▸ WRITTEN EXERCISE
Return the lines where the word "Parking" occurs.

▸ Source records
┏━━
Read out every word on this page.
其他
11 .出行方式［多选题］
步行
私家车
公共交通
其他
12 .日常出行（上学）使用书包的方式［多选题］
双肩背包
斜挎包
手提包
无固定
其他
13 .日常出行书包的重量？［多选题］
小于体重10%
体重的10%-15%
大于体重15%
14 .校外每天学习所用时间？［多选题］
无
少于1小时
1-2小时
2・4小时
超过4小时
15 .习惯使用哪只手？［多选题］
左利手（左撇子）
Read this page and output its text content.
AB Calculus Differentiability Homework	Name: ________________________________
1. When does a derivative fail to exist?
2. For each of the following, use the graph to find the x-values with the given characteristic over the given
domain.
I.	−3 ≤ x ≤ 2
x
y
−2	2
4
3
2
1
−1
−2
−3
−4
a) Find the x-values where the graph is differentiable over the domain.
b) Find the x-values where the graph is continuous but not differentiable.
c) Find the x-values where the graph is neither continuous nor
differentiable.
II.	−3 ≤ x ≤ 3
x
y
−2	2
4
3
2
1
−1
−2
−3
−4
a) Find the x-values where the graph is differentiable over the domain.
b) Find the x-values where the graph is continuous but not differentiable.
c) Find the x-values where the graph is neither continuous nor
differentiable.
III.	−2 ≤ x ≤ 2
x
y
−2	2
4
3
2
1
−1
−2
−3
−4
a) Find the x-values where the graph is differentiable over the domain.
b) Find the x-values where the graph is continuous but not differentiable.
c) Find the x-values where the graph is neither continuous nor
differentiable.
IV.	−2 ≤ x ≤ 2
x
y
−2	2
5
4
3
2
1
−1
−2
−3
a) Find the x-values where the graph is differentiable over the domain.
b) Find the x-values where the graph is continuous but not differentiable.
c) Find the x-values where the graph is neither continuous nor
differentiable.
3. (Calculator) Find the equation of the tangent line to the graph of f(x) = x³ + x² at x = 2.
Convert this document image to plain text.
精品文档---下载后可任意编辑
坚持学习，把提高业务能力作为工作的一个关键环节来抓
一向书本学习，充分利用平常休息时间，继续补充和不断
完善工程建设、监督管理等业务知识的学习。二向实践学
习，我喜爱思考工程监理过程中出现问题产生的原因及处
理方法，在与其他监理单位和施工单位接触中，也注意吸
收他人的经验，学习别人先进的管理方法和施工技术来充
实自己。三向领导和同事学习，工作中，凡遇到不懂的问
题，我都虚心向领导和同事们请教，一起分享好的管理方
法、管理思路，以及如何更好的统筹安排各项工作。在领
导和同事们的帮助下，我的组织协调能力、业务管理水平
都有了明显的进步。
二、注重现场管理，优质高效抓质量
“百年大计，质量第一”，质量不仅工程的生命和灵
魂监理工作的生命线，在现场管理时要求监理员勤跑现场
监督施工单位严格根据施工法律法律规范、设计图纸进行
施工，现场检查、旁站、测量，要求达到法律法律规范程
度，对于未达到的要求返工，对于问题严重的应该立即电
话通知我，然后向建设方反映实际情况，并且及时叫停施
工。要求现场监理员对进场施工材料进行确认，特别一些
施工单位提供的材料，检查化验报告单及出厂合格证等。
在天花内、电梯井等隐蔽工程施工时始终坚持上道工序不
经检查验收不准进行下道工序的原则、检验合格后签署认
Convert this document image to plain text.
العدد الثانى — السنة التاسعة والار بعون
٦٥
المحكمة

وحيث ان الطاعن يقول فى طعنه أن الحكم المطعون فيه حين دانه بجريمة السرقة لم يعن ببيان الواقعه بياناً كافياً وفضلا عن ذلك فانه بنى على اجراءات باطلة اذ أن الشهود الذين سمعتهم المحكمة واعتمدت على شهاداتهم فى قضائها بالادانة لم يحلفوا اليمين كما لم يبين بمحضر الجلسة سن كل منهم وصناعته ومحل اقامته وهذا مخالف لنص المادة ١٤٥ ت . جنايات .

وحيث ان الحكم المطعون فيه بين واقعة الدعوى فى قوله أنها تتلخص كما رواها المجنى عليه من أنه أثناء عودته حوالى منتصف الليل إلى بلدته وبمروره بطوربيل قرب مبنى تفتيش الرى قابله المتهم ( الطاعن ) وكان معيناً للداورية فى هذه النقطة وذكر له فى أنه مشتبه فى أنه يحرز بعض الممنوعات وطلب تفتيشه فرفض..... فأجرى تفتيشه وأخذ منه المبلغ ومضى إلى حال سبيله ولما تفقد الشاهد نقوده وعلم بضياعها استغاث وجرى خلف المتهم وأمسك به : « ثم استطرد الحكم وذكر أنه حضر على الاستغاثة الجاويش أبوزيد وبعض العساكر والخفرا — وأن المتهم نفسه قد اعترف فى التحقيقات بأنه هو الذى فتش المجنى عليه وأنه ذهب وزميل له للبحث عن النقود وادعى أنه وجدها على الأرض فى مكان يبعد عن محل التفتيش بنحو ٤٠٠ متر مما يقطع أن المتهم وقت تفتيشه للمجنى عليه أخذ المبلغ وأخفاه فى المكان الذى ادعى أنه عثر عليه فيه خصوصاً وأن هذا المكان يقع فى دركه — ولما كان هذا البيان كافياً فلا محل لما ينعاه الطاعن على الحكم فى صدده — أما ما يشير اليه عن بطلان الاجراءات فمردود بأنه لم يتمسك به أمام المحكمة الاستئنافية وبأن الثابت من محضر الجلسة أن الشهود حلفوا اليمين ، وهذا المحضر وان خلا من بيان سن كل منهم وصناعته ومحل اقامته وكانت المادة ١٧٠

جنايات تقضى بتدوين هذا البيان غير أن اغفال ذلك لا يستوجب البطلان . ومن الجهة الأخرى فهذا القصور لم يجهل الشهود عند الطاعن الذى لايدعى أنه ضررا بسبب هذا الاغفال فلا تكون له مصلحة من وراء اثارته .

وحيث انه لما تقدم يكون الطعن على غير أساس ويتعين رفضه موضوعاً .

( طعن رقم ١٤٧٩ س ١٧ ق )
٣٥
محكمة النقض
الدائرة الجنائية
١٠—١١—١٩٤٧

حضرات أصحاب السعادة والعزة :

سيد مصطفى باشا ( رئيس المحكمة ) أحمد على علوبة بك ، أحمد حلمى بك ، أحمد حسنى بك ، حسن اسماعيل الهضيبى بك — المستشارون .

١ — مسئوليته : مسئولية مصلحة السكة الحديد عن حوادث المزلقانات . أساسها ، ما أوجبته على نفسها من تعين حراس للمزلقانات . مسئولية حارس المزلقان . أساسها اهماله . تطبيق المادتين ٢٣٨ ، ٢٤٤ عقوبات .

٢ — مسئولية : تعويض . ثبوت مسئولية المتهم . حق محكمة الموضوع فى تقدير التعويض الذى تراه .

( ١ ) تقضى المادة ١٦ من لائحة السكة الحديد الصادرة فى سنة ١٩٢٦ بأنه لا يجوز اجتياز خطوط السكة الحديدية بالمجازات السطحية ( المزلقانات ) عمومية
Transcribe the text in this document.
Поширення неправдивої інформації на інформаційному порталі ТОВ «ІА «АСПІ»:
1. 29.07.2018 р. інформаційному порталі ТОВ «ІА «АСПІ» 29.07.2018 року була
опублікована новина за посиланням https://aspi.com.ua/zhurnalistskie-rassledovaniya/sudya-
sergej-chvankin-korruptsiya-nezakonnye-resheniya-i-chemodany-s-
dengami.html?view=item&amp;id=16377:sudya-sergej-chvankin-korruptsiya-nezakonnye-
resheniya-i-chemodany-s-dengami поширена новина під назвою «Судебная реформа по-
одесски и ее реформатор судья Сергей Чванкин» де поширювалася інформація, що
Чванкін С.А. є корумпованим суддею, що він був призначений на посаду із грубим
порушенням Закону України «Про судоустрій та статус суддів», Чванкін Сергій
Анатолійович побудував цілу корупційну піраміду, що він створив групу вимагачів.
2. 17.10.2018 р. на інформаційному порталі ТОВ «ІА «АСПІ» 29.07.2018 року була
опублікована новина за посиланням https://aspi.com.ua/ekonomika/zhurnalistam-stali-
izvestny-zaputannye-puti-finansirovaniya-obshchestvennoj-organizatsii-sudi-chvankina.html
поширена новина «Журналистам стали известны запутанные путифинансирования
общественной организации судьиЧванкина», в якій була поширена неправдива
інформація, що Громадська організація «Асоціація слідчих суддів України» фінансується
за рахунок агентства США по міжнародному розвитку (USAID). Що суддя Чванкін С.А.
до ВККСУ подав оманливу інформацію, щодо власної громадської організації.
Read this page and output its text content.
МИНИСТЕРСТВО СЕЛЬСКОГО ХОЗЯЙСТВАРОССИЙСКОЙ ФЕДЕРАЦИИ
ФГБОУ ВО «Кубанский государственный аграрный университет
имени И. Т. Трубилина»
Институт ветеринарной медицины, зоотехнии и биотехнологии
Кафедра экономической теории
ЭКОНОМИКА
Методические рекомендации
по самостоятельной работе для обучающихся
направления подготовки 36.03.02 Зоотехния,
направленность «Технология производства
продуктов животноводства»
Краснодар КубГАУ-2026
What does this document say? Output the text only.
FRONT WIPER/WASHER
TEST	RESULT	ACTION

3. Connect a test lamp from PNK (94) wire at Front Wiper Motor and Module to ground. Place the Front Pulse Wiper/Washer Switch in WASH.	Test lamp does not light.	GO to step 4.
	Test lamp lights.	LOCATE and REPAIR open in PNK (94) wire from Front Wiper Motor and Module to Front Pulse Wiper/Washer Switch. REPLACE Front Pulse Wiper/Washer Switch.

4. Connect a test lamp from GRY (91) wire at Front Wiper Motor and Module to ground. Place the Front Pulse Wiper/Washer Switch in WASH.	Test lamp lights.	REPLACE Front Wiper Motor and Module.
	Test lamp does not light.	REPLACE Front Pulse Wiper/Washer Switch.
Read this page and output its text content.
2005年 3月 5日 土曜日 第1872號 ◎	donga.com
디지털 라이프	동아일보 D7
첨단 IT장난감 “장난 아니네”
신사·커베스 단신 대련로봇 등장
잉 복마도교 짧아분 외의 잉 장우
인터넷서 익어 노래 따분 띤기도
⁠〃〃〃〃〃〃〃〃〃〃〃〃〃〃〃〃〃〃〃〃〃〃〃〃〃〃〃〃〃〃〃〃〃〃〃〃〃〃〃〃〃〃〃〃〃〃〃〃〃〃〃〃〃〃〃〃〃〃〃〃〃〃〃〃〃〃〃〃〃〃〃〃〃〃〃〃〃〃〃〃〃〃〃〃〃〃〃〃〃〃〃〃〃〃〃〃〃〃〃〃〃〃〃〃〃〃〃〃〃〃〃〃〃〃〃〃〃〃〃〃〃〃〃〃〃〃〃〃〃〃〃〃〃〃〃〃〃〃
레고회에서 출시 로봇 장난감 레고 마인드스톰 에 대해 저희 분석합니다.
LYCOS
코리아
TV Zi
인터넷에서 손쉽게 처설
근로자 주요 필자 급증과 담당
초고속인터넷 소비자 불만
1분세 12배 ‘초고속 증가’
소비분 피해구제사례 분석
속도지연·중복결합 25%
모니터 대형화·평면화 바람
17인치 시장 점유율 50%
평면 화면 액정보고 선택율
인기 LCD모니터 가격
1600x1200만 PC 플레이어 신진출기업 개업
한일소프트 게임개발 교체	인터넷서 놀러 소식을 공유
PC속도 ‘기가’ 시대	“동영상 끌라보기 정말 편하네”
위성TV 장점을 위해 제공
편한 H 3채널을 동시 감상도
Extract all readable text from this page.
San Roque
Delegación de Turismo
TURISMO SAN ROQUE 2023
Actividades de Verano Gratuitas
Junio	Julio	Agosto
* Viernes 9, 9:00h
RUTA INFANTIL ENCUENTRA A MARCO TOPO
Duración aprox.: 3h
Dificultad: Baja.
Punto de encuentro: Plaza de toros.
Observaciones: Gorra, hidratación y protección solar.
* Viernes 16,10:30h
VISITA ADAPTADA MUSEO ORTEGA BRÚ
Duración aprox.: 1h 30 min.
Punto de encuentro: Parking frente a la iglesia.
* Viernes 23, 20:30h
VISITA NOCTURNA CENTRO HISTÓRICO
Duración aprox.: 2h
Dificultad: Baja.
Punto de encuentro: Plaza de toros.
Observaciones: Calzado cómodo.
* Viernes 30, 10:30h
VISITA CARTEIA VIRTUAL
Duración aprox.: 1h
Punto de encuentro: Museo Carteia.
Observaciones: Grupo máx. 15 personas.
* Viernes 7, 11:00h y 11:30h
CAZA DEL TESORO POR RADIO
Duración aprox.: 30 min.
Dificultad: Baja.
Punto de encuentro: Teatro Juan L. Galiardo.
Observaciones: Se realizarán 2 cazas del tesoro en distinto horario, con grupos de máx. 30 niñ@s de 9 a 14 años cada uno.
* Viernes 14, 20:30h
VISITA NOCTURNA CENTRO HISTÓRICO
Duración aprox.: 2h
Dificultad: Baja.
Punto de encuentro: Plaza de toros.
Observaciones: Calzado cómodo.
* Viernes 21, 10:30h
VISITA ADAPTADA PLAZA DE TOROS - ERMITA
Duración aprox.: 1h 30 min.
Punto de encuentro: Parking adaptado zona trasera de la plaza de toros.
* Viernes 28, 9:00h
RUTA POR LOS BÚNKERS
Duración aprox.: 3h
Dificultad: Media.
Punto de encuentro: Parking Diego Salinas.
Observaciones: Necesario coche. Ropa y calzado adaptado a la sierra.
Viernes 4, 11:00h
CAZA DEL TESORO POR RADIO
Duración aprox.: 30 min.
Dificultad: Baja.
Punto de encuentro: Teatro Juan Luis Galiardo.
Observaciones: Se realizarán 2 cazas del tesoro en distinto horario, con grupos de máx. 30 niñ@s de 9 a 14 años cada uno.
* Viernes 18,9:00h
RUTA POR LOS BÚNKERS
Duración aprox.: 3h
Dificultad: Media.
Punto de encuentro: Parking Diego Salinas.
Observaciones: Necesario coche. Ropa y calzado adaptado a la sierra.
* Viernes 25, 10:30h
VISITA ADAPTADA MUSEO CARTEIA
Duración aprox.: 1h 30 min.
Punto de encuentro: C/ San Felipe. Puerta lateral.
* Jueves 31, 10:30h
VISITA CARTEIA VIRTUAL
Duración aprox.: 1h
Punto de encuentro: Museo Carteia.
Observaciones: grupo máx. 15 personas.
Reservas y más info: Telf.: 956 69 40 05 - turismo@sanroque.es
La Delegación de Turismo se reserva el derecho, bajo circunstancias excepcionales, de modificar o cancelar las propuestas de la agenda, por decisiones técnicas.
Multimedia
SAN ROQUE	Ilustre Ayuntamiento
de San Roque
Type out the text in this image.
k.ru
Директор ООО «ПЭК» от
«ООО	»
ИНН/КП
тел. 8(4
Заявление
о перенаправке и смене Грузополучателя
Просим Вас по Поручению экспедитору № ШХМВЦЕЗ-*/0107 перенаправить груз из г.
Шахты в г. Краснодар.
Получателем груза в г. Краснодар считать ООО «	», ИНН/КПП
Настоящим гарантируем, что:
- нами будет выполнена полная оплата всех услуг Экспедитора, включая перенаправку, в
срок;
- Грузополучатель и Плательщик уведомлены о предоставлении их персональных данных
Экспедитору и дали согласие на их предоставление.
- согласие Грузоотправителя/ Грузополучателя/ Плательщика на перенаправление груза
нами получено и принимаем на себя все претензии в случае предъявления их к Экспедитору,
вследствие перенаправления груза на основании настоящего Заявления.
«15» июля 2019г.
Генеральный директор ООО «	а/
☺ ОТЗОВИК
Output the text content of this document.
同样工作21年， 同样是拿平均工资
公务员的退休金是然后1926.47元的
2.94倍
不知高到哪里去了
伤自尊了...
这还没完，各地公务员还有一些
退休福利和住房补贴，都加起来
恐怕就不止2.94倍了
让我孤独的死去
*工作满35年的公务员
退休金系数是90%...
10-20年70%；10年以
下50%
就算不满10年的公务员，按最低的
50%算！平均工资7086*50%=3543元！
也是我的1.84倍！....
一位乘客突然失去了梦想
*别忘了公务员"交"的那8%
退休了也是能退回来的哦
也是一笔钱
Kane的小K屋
┗━━
▸ WRITTEN SOLUTION
Punto de encuentro: Parking frente a la iglesia.
Punto de encuentro: Parking adaptado zona trasera de la plaza de toros.
Punto de encuentro: Parking Diego Salinas.
Punto de encuentro: Parking Diego Salinas.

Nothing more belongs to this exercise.